---------- MATERIAL

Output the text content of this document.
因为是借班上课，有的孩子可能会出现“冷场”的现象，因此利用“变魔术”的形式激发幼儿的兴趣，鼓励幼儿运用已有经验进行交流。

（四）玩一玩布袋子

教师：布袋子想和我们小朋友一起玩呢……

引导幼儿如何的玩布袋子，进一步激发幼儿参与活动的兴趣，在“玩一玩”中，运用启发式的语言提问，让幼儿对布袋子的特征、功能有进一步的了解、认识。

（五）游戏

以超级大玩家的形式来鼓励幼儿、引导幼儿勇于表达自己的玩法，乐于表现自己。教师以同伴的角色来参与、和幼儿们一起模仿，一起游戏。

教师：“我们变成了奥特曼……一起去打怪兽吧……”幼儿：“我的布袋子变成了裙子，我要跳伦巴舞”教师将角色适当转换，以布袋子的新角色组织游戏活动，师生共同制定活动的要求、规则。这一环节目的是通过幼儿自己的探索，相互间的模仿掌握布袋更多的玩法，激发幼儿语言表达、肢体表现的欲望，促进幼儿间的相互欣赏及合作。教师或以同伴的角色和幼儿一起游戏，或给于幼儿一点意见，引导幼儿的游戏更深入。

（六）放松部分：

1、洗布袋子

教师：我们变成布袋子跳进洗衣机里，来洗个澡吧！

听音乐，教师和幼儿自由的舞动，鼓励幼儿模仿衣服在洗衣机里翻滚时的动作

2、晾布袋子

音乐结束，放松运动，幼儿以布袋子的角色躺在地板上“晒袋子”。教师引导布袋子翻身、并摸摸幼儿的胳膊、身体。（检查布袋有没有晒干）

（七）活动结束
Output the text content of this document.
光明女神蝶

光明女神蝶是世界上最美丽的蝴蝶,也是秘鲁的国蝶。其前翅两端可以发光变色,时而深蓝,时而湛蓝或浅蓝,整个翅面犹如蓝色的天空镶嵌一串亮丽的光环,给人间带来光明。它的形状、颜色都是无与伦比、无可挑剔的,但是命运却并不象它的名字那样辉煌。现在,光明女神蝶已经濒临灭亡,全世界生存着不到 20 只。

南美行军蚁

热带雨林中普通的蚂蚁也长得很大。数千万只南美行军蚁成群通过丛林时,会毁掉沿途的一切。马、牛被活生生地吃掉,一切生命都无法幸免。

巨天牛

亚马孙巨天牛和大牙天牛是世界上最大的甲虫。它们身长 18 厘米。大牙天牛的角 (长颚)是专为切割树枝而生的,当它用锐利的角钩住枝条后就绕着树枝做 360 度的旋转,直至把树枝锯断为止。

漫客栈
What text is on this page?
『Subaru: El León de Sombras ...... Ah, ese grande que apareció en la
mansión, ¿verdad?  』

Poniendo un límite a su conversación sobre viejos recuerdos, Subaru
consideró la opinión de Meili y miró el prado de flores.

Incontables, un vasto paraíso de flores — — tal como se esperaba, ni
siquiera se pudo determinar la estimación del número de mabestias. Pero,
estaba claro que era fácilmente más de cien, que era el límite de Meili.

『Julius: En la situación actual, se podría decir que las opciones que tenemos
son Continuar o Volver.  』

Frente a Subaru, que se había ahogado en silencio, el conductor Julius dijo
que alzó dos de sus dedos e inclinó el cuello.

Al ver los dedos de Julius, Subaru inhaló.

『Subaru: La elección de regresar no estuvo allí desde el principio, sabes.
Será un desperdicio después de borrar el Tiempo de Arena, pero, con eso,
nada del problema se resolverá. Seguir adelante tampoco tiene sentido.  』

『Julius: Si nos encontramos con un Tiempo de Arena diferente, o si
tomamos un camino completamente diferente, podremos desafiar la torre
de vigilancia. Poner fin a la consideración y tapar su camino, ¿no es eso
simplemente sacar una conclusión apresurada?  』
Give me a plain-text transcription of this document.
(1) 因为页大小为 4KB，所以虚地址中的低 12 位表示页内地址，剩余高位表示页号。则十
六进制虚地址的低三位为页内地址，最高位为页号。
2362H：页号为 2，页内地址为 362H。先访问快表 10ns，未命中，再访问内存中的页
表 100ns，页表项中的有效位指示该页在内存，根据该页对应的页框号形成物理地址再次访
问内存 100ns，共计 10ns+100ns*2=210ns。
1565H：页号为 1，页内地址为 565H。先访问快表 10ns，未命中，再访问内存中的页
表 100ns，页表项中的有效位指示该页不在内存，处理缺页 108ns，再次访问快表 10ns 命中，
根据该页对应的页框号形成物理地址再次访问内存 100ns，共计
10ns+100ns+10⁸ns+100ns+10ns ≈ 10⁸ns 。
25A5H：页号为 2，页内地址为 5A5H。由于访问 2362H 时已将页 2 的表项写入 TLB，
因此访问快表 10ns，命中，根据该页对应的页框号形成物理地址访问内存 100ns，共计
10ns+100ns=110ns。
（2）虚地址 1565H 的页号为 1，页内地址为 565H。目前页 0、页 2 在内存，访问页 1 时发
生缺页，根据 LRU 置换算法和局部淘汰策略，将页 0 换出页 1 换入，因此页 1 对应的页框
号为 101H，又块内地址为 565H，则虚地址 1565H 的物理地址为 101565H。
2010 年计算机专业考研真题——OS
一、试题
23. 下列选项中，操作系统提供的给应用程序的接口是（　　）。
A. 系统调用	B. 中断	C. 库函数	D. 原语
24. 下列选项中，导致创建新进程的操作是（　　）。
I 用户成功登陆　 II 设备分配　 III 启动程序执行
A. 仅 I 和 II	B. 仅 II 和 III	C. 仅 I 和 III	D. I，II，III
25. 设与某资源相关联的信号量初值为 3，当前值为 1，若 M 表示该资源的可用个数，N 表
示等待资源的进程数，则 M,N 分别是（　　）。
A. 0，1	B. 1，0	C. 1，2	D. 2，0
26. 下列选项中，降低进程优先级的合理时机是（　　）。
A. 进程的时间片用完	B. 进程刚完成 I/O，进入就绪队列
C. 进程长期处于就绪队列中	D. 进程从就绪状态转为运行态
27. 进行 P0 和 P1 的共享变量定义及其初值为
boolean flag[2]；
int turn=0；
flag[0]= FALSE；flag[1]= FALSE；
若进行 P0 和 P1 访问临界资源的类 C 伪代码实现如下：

--------------------

→ WHAT THIS TASK INVOLVES
The records above should be duplicated in full, exactly as given.

→ TASK ANSWER
Output the text content of this document.
因为是借班上课，有的孩子可能会出现“冷场”的现象，因此利用“变魔术”的形式激发幼儿的兴趣，鼓励幼儿运用已有经验进行交流。

（四）玩一玩布袋子

教师：布袋子想和我们小朋友一起玩呢……

引导幼儿如何的玩布袋子，进一步激发幼儿参与活动的兴趣，在“玩一玩”中，运用启发式的语言提问，让幼儿对布袋子的特征、功能有进一步的了解、认识。

（五）游戏

以超级大玩家的形式来鼓励幼儿、引导幼儿勇于表达自己的玩法，乐于表现自己。教师以同伴的角色来参与、和幼儿们一起模仿，一起游戏。

教师：“我们变成了奥特曼……一起去打怪兽吧……”幼儿：“我的布袋子变成了裙子，我要跳伦巴舞”教师将角色适当转换，以布袋子的新角色组织游戏活动，师生共同制定活动的要求、规则。这一环节目的是通过幼儿自己的探索，相互间的模仿掌握布袋更多的玩法，激发幼儿语言表达、肢体表现的欲望，促进幼儿间的相互欣赏及合作。教师或以同伴的角色和幼儿一起游戏，或给于幼儿一点意见，引导幼儿的游戏更深入。

（六）放松部分：

1、洗布袋子

教师：我们变成布袋子跳进洗衣机里，来洗个澡吧！

听音乐，教师和幼儿自由的舞动，鼓励幼儿模仿衣服在洗衣机里翻滚时的动作

2、晾布袋子

音乐结束，放松运动，幼儿以布袋子的角色躺在地板上“晒袋子”。教师引导布袋子翻身、并摸摸幼儿的胳膊、身体。（检查布袋有没有晒干）

（七）活动结束
Output the text content of this document.
光明女神蝶

光明女神蝶是世界上最美丽的蝴蝶,也是秘鲁的国蝶。其前翅两端可以发光变色,时而深蓝,时而湛蓝或浅蓝,整个翅面犹如蓝色的天空镶嵌一串亮丽的光环,给人间带来光明。它的形状、颜色都是无与伦比、无可挑剔的,但是命运却并不象它的名字那样辉煌。现在,光明女神蝶已经濒临灭亡,全世界生存着不到 20 只。

南美行军蚁

热带雨林中普通的蚂蚁也长得很大。数千万只南美行军蚁成群通过丛林时,会毁掉沿途的一切。马、牛被活生生地吃掉,一切生命都无法幸免。

巨天牛

亚马孙巨天牛和大牙天牛是世界上最大的甲虫。它们身长 18 厘米。大牙天牛的角 (长颚)是专为切割树枝而生的,当它用锐利的角钩住枝条后就绕着树枝做 360 度的旋转,直至把树枝锯断为止。

漫客栈
What text is on this page?
『Subaru: El León de Sombras ...... Ah, ese grande que apareció en la
mansión, ¿verdad?  』

Poniendo un límite a su conversación sobre viejos recuerdos, Subaru
consideró la opinión de Meili y miró el prado de flores.

Incontables, un vasto paraíso de flores — — tal como se esperaba, ni
siquiera se pudo determinar la estimación del número de mabestias. Pero,
estaba claro que era fácilmente más de cien, que era el límite de Meili.

『Julius: En la situación actual, se podría decir que las opciones que tenemos
son Continuar o Volver.  』

Frente a Subaru, que se había ahogado en silencio, el conductor Julius dijo
que alzó dos de sus dedos e inclinó el cuello.

Al ver los dedos de Julius, Subaru inhaló.

『Subaru: La elección de regresar no estuvo allí desde el principio, sabes.
Será un desperdicio después de borrar el Tiempo de Arena, pero, con eso,
nada del problema se resolverá. Seguir adelante tampoco tiene sentido.  』

『Julius: Si nos encontramos con un Tiempo de Arena diferente, o si
tomamos un camino completamente diferente, podremos desafiar la torre
de vigilancia. Poner fin a la consideración y tapar su camino, ¿no es eso
simplemente sacar una conclusión apresurada?  』
Give me a plain-text transcription of this document.
(1) 因为页大小为 4KB，所以虚地址中的低 12 位表示页内地址，剩余高位表示页号。则十
六进制虚地址的低三位为页内地址，最高位为页号。
2362H：页号为 2，页内地址为 362H。先访问快表 10ns，未命中，再访问内存中的页
表 100ns，页表项中的有效位指示该页在内存，根据该页对应的页框号形成物理地址再次访
问内存 100ns，共计 10ns+100ns*2=210ns。
1565H：页号为 1，页内地址为 565H。先访问快表 10ns，未命中，再访问内存中的页
表 100ns，页表项中的有效位指示该页不在内存，处理缺页 108ns，再次访问快表 10ns 命中，
根据该页对应的页框号形成物理地址再次访问内存 100ns，共计
10ns+100ns+10⁸ns+100ns+10ns ≈ 10⁸ns 。
25A5H：页号为 2，页内地址为 5A5H。由于访问 2362H 时已将页 2 的表项写入 TLB，
因此访问快表 10ns，命中，根据该页对应的页框号形成物理地址访问内存 100ns，共计
10ns+100ns=110ns。
（2）虚地址 1565H 的页号为 1，页内地址为 565H。目前页 0、页 2 在内存，访问页 1 时发
生缺页，根据 LRU 置换算法和局部淘汰策略，将页 0 换出页 1 换入，因此页 1 对应的页框
号为 101H，又块内地址为 565H，则虚地址 1565H 的物理地址为 101565H。
2010 年计算机专业考研真题——OS
一、试题
23. 下列选项中，操作系统提供的给应用程序的接口是（　　）。
A. 系统调用	B. 中断	C. 库函数	D. 原语
24. 下列选项中，导致创建新进程的操作是（　　）。
I 用户成功登陆　 II 设备分配　 III 启动程序执行
A. 仅 I 和 II	B. 仅 II 和 III	C. 仅 I 和 III	D. I，II，III
25. 设与某资源相关联的信号量初值为 3，当前值为 1，若 M 表示该资源的可用个数，N 表
示等待资源的进程数，则 M,N 分别是（　　）。
A. 0，1	B. 1，0	C. 1，2	D. 2，0
26. 下列选项中，降低进程优先级的合理时机是（　　）。
A. 进程的时间片用完	B. 进程刚完成 I/O，进入就绪队列
C. 进程长期处于就绪队列中	D. 进程从就绪状态转为运行态
27. 进行 P0 和 P1 的共享变量定义及其初值为
boolean flag[2]；
int turn=0；
flag[0]= FALSE；flag[1]= FALSE；
若进行 P0 和 P1 访问临界资源的类 C 伪代码实现如下：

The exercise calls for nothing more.